What the task requires: Can you format all of the rows below as a Markdown table with the columns "Number" and "Line," skipping blank lines and leaving the pictures out?

Rows from a dataset:
==============================
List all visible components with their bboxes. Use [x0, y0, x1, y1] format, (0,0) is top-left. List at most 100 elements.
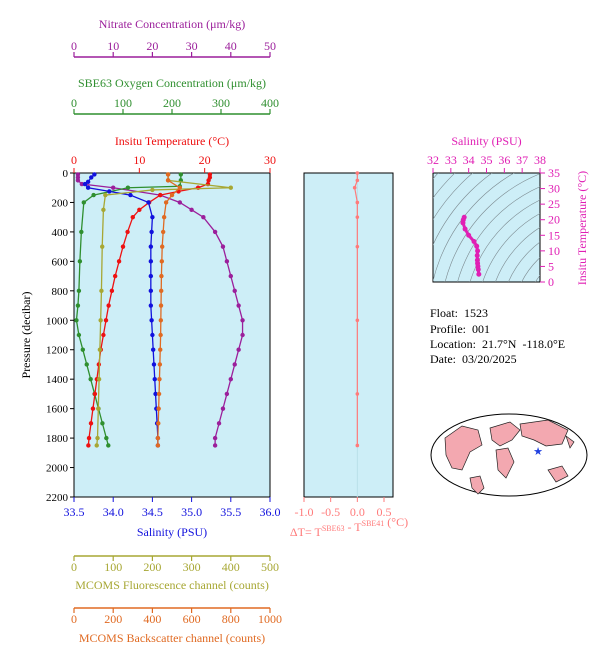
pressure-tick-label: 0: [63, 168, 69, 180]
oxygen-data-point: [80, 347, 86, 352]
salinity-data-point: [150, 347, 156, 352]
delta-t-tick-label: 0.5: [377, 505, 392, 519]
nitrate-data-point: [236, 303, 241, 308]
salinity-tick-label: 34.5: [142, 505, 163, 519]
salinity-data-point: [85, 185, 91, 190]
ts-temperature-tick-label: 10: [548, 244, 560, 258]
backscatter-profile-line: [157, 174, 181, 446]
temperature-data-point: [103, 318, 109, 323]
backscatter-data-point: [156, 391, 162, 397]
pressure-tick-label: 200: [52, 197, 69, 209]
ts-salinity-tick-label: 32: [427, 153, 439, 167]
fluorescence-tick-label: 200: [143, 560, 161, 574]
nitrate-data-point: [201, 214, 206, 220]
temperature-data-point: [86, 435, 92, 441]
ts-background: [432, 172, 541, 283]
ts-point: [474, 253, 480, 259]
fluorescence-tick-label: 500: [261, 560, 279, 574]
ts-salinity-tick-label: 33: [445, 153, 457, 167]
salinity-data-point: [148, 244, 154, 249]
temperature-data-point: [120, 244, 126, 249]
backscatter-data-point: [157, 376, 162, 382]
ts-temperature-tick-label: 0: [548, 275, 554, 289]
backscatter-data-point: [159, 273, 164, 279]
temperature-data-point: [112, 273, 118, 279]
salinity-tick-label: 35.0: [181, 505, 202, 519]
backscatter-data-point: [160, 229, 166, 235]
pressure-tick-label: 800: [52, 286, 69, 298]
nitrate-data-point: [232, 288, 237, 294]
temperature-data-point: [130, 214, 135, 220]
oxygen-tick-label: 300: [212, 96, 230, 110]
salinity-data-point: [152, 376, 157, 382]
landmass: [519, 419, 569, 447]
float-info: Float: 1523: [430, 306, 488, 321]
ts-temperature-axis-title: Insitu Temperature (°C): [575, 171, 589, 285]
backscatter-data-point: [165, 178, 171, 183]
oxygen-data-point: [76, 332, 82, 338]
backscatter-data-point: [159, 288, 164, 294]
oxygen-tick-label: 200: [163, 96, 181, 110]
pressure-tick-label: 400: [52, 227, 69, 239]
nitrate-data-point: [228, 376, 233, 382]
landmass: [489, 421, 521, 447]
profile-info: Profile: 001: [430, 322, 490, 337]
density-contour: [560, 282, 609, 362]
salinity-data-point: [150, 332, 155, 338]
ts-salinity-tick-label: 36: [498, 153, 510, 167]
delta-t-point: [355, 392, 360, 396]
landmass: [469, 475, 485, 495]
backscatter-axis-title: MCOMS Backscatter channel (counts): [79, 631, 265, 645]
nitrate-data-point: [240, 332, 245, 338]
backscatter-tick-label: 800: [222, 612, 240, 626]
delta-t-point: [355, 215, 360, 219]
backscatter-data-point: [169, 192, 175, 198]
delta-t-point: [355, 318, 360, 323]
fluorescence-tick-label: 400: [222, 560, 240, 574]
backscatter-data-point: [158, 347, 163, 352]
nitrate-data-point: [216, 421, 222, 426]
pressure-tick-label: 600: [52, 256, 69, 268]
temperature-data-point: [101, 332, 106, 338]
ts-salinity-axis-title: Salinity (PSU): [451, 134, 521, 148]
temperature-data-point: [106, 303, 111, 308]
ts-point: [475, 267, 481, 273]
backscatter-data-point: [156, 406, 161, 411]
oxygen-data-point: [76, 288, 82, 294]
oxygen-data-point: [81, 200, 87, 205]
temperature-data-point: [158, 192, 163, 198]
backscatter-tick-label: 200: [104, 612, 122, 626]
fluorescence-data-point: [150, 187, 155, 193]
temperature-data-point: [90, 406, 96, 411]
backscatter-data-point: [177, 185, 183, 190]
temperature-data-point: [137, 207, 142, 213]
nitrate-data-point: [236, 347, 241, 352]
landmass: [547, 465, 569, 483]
==============================
Response:
| Number | Line |
|---|---|
| 1 | List all visible components with their bboxes. Use [x0, y0, x1, y1] format, (0,0) is top-left. List at most 100 elements. |
| 2 | pressure-tick-label: 0: [63, 168, 69, 180] |
| 3 | oxygen-data-point: [80, 347, 86, 352] |
| 4 | salinity-data-point: [150, 347, 156, 352] |
| 5 | delta-t-tick-label: 0.5: [377, 505, 392, 519] |
| 6 | nitrate-data-point: [236, 303, 241, 308] |
| 7 | salinity-tick-label: 34.5: [142, 505, 163, 519] |
| 8 | salinity-data-point: [85, 185, 91, 190] |
| 9 | ts-temperature-tick-label: 10: [548, 244, 560, 258] |
| 10 | backscatter-profile-line: [157, 174, 181, 446] |
| 11 | temperature-data-point: [103, 318, 109, 323] |
| 12 | backscatter-data-point: [156, 391, 162, 397] |
| 13 | pressure-tick-label: 200: [52, 197, 69, 209] |
| 14 | ts-salinity-tick-label: 32: [427, 153, 439, 167] |
| 15 | fluorescence-tick-label: 200: [143, 560, 161, 574] |
| 16 | nitrate-data-point: [201, 214, 206, 220] |
| 17 | temperature-data-point: [86, 435, 92, 441] |
| 18 | ts-background: [432, 172, 541, 283] |
| 19 | ts-point: [474, 253, 480, 259] |
| 20 | fluorescence-tick-label: 500: [261, 560, 279, 574] |
| 21 | ts-salinity-tick-label: 33: [445, 153, 457, 167] |
| 22 | salinity-data-point: [148, 244, 154, 249] |
| 23 | temperature-data-point: [120, 244, 126, 249] |
| 24 | backscatter-data-point: [157, 376, 162, 382] |
| 25 | ts-temperature-tick-label: 0: [548, 275, 554, 289] |
| 26 | backscatter-data-point: [159, 273, 164, 279] |
| 27 | temperature-data-point: [112, 273, 118, 279] |
| 28 | salinity-tick-label: 35.0: [181, 505, 202, 519] |
| 29 | backscatter-data-point: [160, 229, 166, 235] |
| 30 | pressure-tick-label: 800: [52, 286, 69, 298] |
| 31 | nitrate-data-point: [232, 288, 237, 294] |
| 32 | temperature-data-point: [130, 214, 135, 220] |
| 33 | oxygen-tick-label: 300: [212, 96, 230, 110] |
| 34 | salinity-data-point: [152, 376, 157, 382] |
| 35 | landmass: [519, 419, 569, 447] |
| 36 | float-info: Float: 1523: [430, 306, 488, 321] |
| 37 | ts-temperature-axis-title: Insitu Temperature (°C): [575, 171, 589, 285] |
| 38 | backscatter-data-point: [165, 178, 171, 183] |
| 39 | oxygen-data-point: [76, 332, 82, 338] |
| 40 | backscatter-data-point: [159, 288, 164, 294] |
| 41 | oxygen-tick-label: 200: [163, 96, 181, 110] |
| 42 | pressure-tick-label: 400: [52, 227, 69, 239] |
| 43 | nitrate-data-point: [228, 376, 233, 382] |
| 44 | landmass: [489, 421, 521, 447] |
| 45 | profile-info: Profile: 001: [430, 322, 490, 337] |
| 46 | density-contour: [560, 282, 609, 362] |
| 47 | salinity-data-point: [150, 332, 155, 338] |
| 48 | ts-salinity-tick-label: 36: [498, 153, 510, 167] |
| 49 | delta-t-point: [355, 392, 360, 396] |
| 50 | landmass: [469, 475, 485, 495] |
| 51 | backscatter-axis-title: MCOMS Backscatter channel (counts): [79, 631, 265, 645] |
| 52 | nitrate-data-point: [240, 332, 245, 338] |
| 53 | backscatter-tick-label: 800: [222, 612, 240, 626] |
| 54 | delta-t-point: [355, 215, 360, 219] |
| 55 | backscatter-data-point: [169, 192, 175, 198] |
| 56 | delta-t-point: [355, 318, 360, 323] |
| 57 | fluorescence-tick-label: 400: [222, 560, 240, 574] |
| 58 | backscatter-data-point: [158, 347, 163, 352] |
| 59 | nitrate-data-point: [216, 421, 222, 426] |
| 60 | pressure-tick-label: 600: [52, 256, 69, 268] |
| 61 | temperature-data-point: [101, 332, 106, 338] |
| 62 | ts-salinity-axis-title: Salinity (PSU): [451, 134, 521, 148] |
| 63 | temperature-data-point: [106, 303, 111, 308] |
| 64 | ts-point: [475, 267, 481, 273] |
| 65 | backscatter-data-point: [156, 406, 161, 411] |
| 66 | oxygen-data-point: [76, 288, 82, 294] |
| 67 | oxygen-data-point: [81, 200, 87, 205] |
| 68 | temperature-data-point: [158, 192, 163, 198] |
| 69 | backscatter-tick-label: 200: [104, 612, 122, 626] |
| 70 | fluorescence-data-point: [150, 187, 155, 193] |
| 71 | temperature-data-point: [90, 406, 96, 411] |
| 72 | backscatter-data-point: [177, 185, 183, 190] |
| 73 | temperature-data-point: [137, 207, 142, 213] |
| 74 | nitrate-data-point: [236, 347, 241, 352] |
| 75 | landmass: [547, 465, 569, 483] |